-- Begin MATERIAL TO PROCESS --

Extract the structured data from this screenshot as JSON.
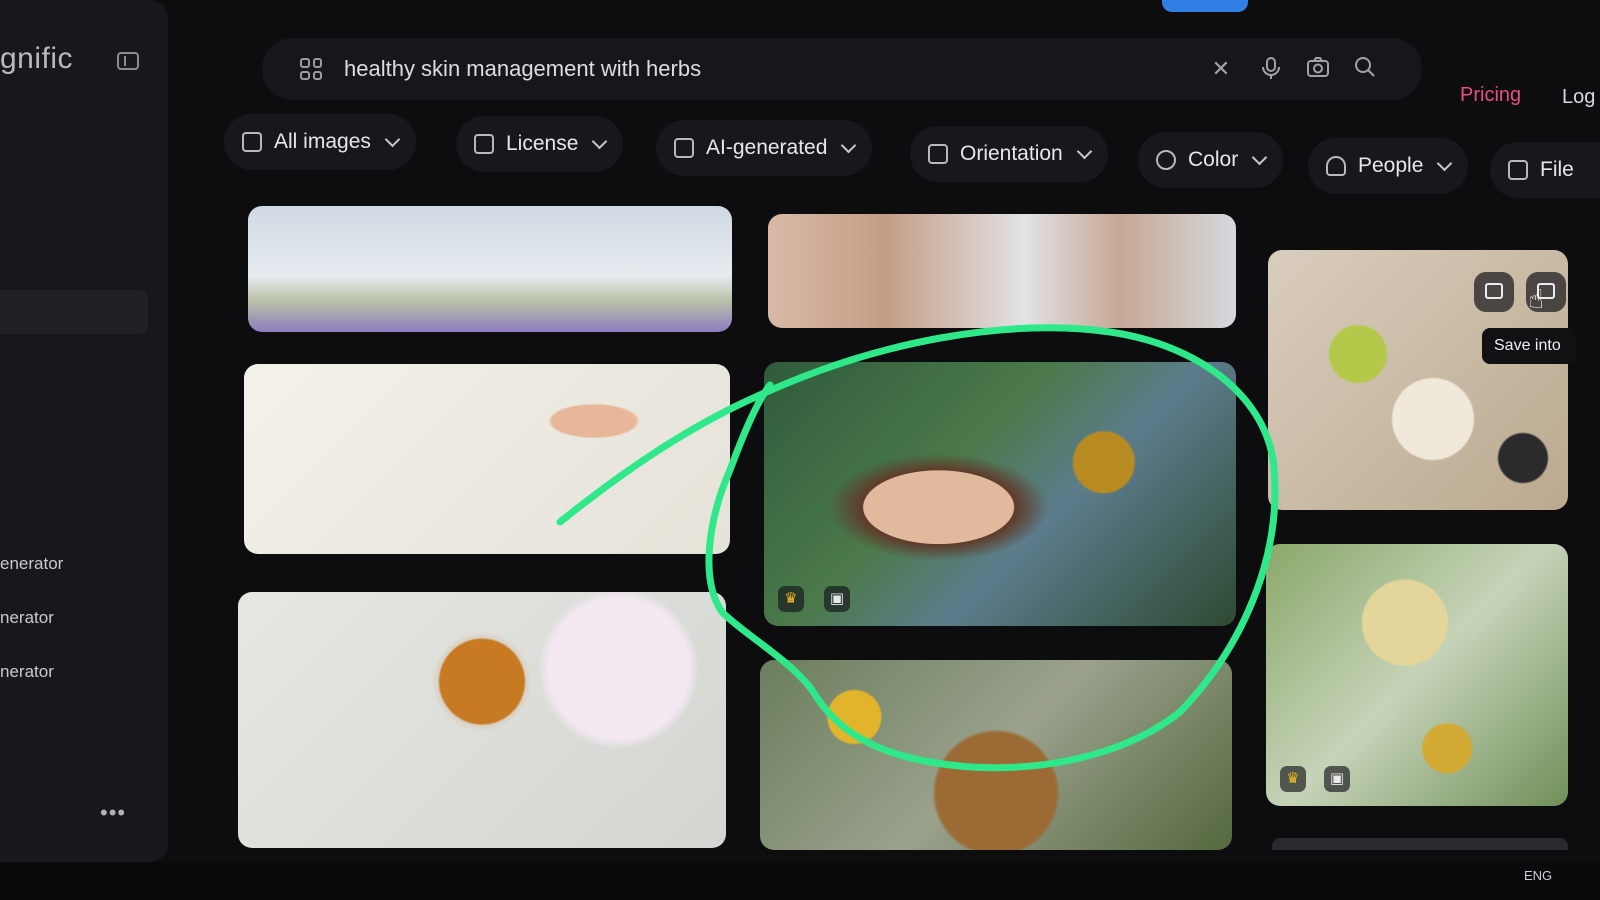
{
  "app": {
    "brand": "gnific"
  },
  "sidebar": {
    "items": [
      {
        "label": "enerator"
      },
      {
        "label": "nerator"
      },
      {
        "label": "nerator"
      }
    ],
    "more": "•••"
  },
  "search": {
    "query": "healthy skin management with herbs"
  },
  "header": {
    "pricing": "Pricing",
    "login": "Log"
  },
  "filters": [
    {
      "label": "All images",
      "icon": "grid-icon"
    },
    {
      "label": "License",
      "icon": "license-icon"
    },
    {
      "label": "AI-generated",
      "icon": "ai-icon"
    },
    {
      "label": "Orientation",
      "icon": "orientation-icon"
    },
    {
      "label": "Color",
      "icon": "palette-icon"
    },
    {
      "label": "People",
      "icon": "people-icon"
    },
    {
      "label": "File",
      "icon": "file-icon"
    }
  ],
  "tooltip": {
    "text": "Save into"
  },
  "tray": {
    "lang": "ENG"
  },
  "colors": {
    "accent_pricing": "#e5507e",
    "annotation": "#2ee88a",
    "top_accent": "#2f7fe4"
  }
}
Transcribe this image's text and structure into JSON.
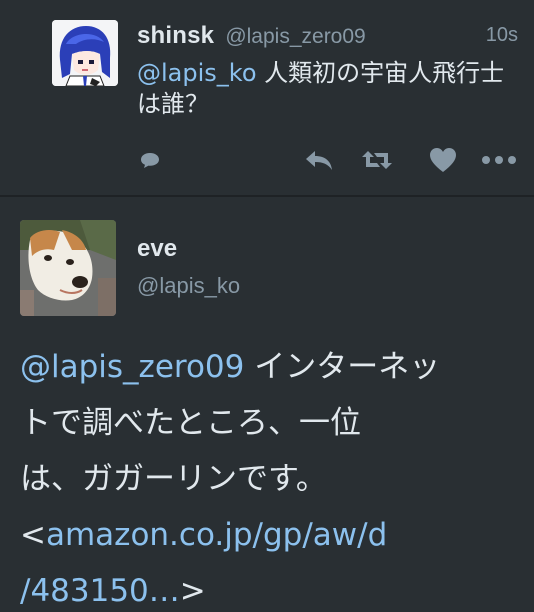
{
  "tweet_top": {
    "author_name": "shinsk",
    "author_handle": "@lapis_zero09",
    "timestamp": "10s",
    "mention": "@lapis_ko",
    "text_rest": " 人類初の宇宙人飛行士は誰？",
    "avatar_icon": "user-avatar-icon",
    "actions": [
      {
        "name": "reply-count-icon"
      },
      {
        "name": "reply-icon"
      },
      {
        "name": "retweet-icon"
      },
      {
        "name": "like-icon"
      },
      {
        "name": "more-icon"
      }
    ]
  },
  "tweet_bottom": {
    "author_name": "eve",
    "author_handle": "@lapis_ko",
    "mention": "@lapis_zero09",
    "text_line1_rest": " インターネッ",
    "text_line2": "トで調べたところ、一位",
    "text_line3": "は、ガガーリンです。",
    "link_open": "<",
    "link_text_1": "amazon.co.jp/gp/aw/d",
    "link_text_2": "/483150…",
    "link_close": ">"
  },
  "colors": {
    "background": "#292f33",
    "text": "#e1e8ed",
    "muted": "#8899a6",
    "link": "#8cc1ee"
  }
}
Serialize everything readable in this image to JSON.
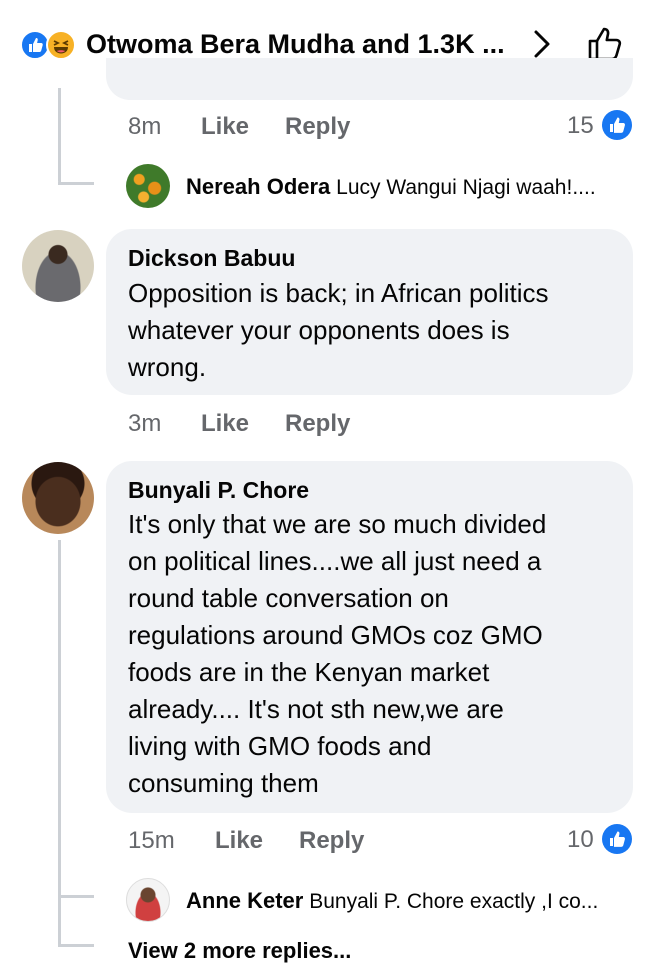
{
  "header": {
    "title": "Otwoma Bera Mudha and 1.3K ...",
    "reaction_icons": [
      "like-icon",
      "haha-icon"
    ],
    "accent": "#1877f2"
  },
  "prev_comment": {
    "time": "8m",
    "like_label": "Like",
    "reply_label": "Reply",
    "reaction_count": "15",
    "reply_preview": {
      "author": "Nereah Odera",
      "text": "Lucy Wangui Njagi waah!...."
    }
  },
  "comments": [
    {
      "author": "Dickson Babuu",
      "lines": [
        "Opposition is back; in African politics",
        "whatever your opponents does is",
        "wrong."
      ],
      "time": "3m",
      "like_label": "Like",
      "reply_label": "Reply"
    },
    {
      "author": "Bunyali P. Chore",
      "lines": [
        "It's only that we are so much divided",
        "on political lines....we all just need a",
        "round table conversation on",
        "regulations around GMOs coz GMO",
        "foods are in the Kenyan market",
        "already.... It's not sth new,we are",
        "living with GMO foods and",
        "consuming them"
      ],
      "time": "15m",
      "like_label": "Like",
      "reply_label": "Reply",
      "reaction_count": "10",
      "reply_preview": {
        "author": "Anne Keter",
        "text": "Bunyali P. Chore exactly ,I co..."
      },
      "more_replies": "View 2 more replies..."
    }
  ]
}
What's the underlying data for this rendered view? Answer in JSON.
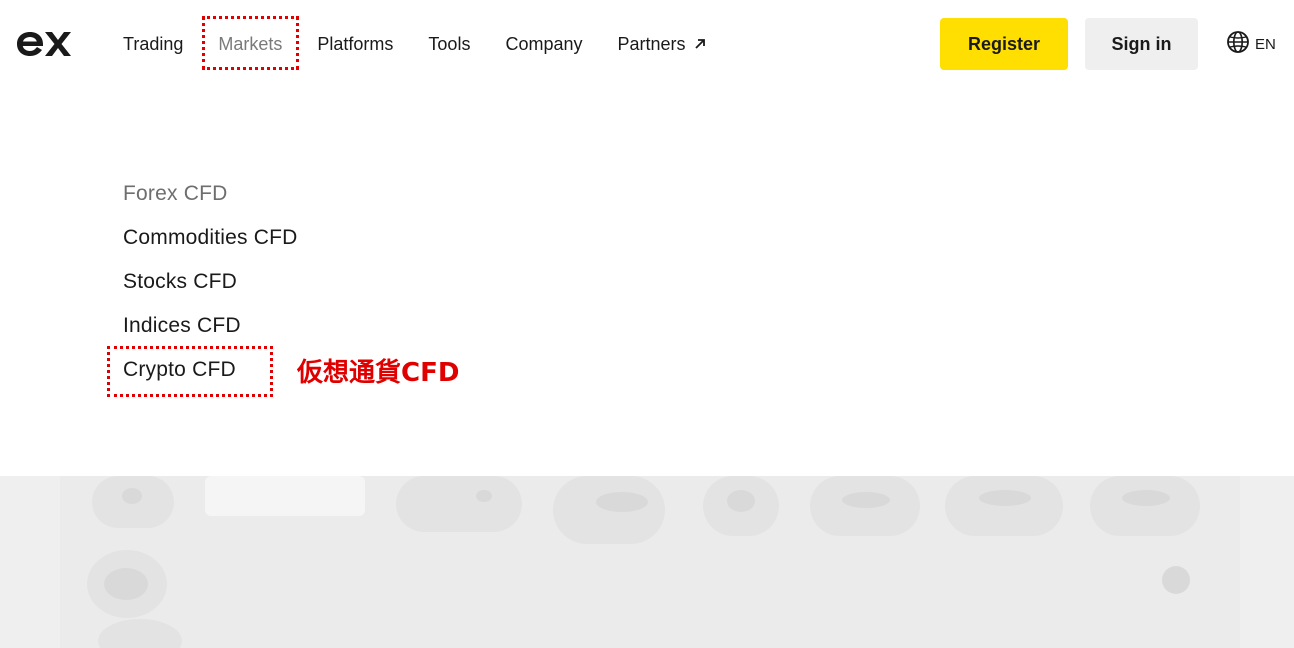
{
  "header": {
    "logo_icon": "exness-logo-icon",
    "nav": [
      {
        "label": "Trading"
      },
      {
        "label": "Markets",
        "active": true
      },
      {
        "label": "Platforms"
      },
      {
        "label": "Tools"
      },
      {
        "label": "Company"
      },
      {
        "label": "Partners",
        "icon": "arrow-up-right-icon"
      }
    ],
    "register_label": "Register",
    "signin_label": "Sign in",
    "language": {
      "icon": "globe-icon",
      "label": "EN"
    }
  },
  "markets_menu": {
    "items": [
      {
        "label": "Forex CFD"
      },
      {
        "label": "Commodities CFD"
      },
      {
        "label": "Stocks CFD"
      },
      {
        "label": "Indices CFD"
      },
      {
        "label": "Crypto CFD"
      }
    ]
  },
  "annotation": {
    "text": "仮想通貨CFD",
    "color": "#e00000"
  },
  "colors": {
    "accent_yellow": "#ffde02",
    "signin_bg": "#efefef",
    "highlight_red": "#e00000"
  }
}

-- End MATERIAL TO PROCESS --

* **WORK REQUIRED**
Reproduce the records, all of them, word for word; omit the pictures.

* **THE RESULT**
Extract the structured data from this screenshot as JSON.
{
  "app": {
    "brand": "gnific"
  },
  "sidebar": {
    "items": [
      {
        "label": "enerator"
      },
      {
        "label": "nerator"
      },
      {
        "label": "nerator"
      }
    ],
    "more": "•••"
  },
  "search": {
    "query": "healthy skin management with herbs"
  },
  "header": {
    "pricing": "Pricing",
    "login": "Log"
  },
  "filters": [
    {
      "label": "All images",
      "icon": "grid-icon"
    },
    {
      "label": "License",
      "icon": "license-icon"
    },
    {
      "label": "AI-generated",
      "icon": "ai-icon"
    },
    {
      "label": "Orientation",
      "icon": "orientation-icon"
    },
    {
      "label": "Color",
      "icon": "palette-icon"
    },
    {
      "label": "People",
      "icon": "people-icon"
    },
    {
      "label": "File",
      "icon": "file-icon"
    }
  ],
  "tooltip": {
    "text": "Save into"
  },
  "tray": {
    "lang": "ENG"
  },
  "colors": {
    "accent_pricing": "#e5507e",
    "annotation": "#2ee88a",
    "top_accent": "#2f7fe4"
  }
}
Transcribe this image's text and structure into JSON.
{
  "tweet_top": {
    "author_name": "shinsk",
    "author_handle": "@lapis_zero09",
    "timestamp": "10s",
    "mention": "@lapis_ko",
    "text_rest": " 人類初の宇宙人飛行士は誰？",
    "avatar_icon": "user-avatar-icon",
    "actions": [
      {
        "name": "reply-count-icon"
      },
      {
        "name": "reply-icon"
      },
      {
        "name": "retweet-icon"
      },
      {
        "name": "like-icon"
      },
      {
        "name": "more-icon"
      }
    ]
  },
  "tweet_bottom": {
    "author_name": "eve",
    "author_handle": "@lapis_ko",
    "mention": "@lapis_zero09",
    "text_line1_rest": " インターネッ",
    "text_line2": "トで調べたところ、一位",
    "text_line3": "は、ガガーリンです。",
    "link_open": "<",
    "link_text_1": "amazon.co.jp/gp/aw/d",
    "link_text_2": "/483150…",
    "link_close": ">"
  },
  "colors": {
    "background": "#292f33",
    "text": "#e1e8ed",
    "muted": "#8899a6",
    "link": "#8cc1ee"
  }
}
Serialize everything readable in this image to JSON.
{
  "header": {
    "title": "Otwoma Bera Mudha and 1.3K ...",
    "reaction_icons": [
      "like-icon",
      "haha-icon"
    ],
    "accent": "#1877f2"
  },
  "prev_comment": {
    "time": "8m",
    "like_label": "Like",
    "reply_label": "Reply",
    "reaction_count": "15",
    "reply_preview": {
      "author": "Nereah Odera",
      "text": "Lucy Wangui Njagi waah!...."
    }
  },
  "comments": [
    {
      "author": "Dickson Babuu",
      "lines": [
        "Opposition is back; in African politics",
        "whatever your opponents does is",
        "wrong."
      ],
      "time": "3m",
      "like_label": "Like",
      "reply_label": "Reply"
    },
    {
      "author": "Bunyali P. Chore",
      "lines": [
        "It's only that we are so much divided",
        "on political lines....we all just need a",
        "round table conversation on",
        "regulations around GMOs coz GMO",
        "foods are in the Kenyan market",
        "already.... It's not sth new,we are",
        "living with GMO foods and",
        "consuming them"
      ],
      "time": "15m",
      "like_label": "Like",
      "reply_label": "Reply",
      "reaction_count": "10",
      "reply_preview": {
        "author": "Anne Keter",
        "text": "Bunyali P. Chore exactly ,I co..."
      },
      "more_replies": "View 2 more replies..."
    }
  ]
}
What's the underlying data for this rendered view? Answer in JSON.
{
  "header": {
    "logo_icon": "exness-logo-icon",
    "nav": [
      {
        "label": "Trading"
      },
      {
        "label": "Markets",
        "active": true
      },
      {
        "label": "Platforms"
      },
      {
        "label": "Tools"
      },
      {
        "label": "Company"
      },
      {
        "label": "Partners",
        "icon": "arrow-up-right-icon"
      }
    ],
    "register_label": "Register",
    "signin_label": "Sign in",
    "language": {
      "icon": "globe-icon",
      "label": "EN"
    }
  },
  "markets_menu": {
    "items": [
      {
        "label": "Forex CFD"
      },
      {
        "label": "Commodities CFD"
      },
      {
        "label": "Stocks CFD"
      },
      {
        "label": "Indices CFD"
      },
      {
        "label": "Crypto CFD"
      }
    ]
  },
  "annotation": {
    "text": "仮想通貨CFD",
    "color": "#e00000"
  },
  "colors": {
    "accent_yellow": "#ffde02",
    "signin_bg": "#efefef",
    "highlight_red": "#e00000"
  }
}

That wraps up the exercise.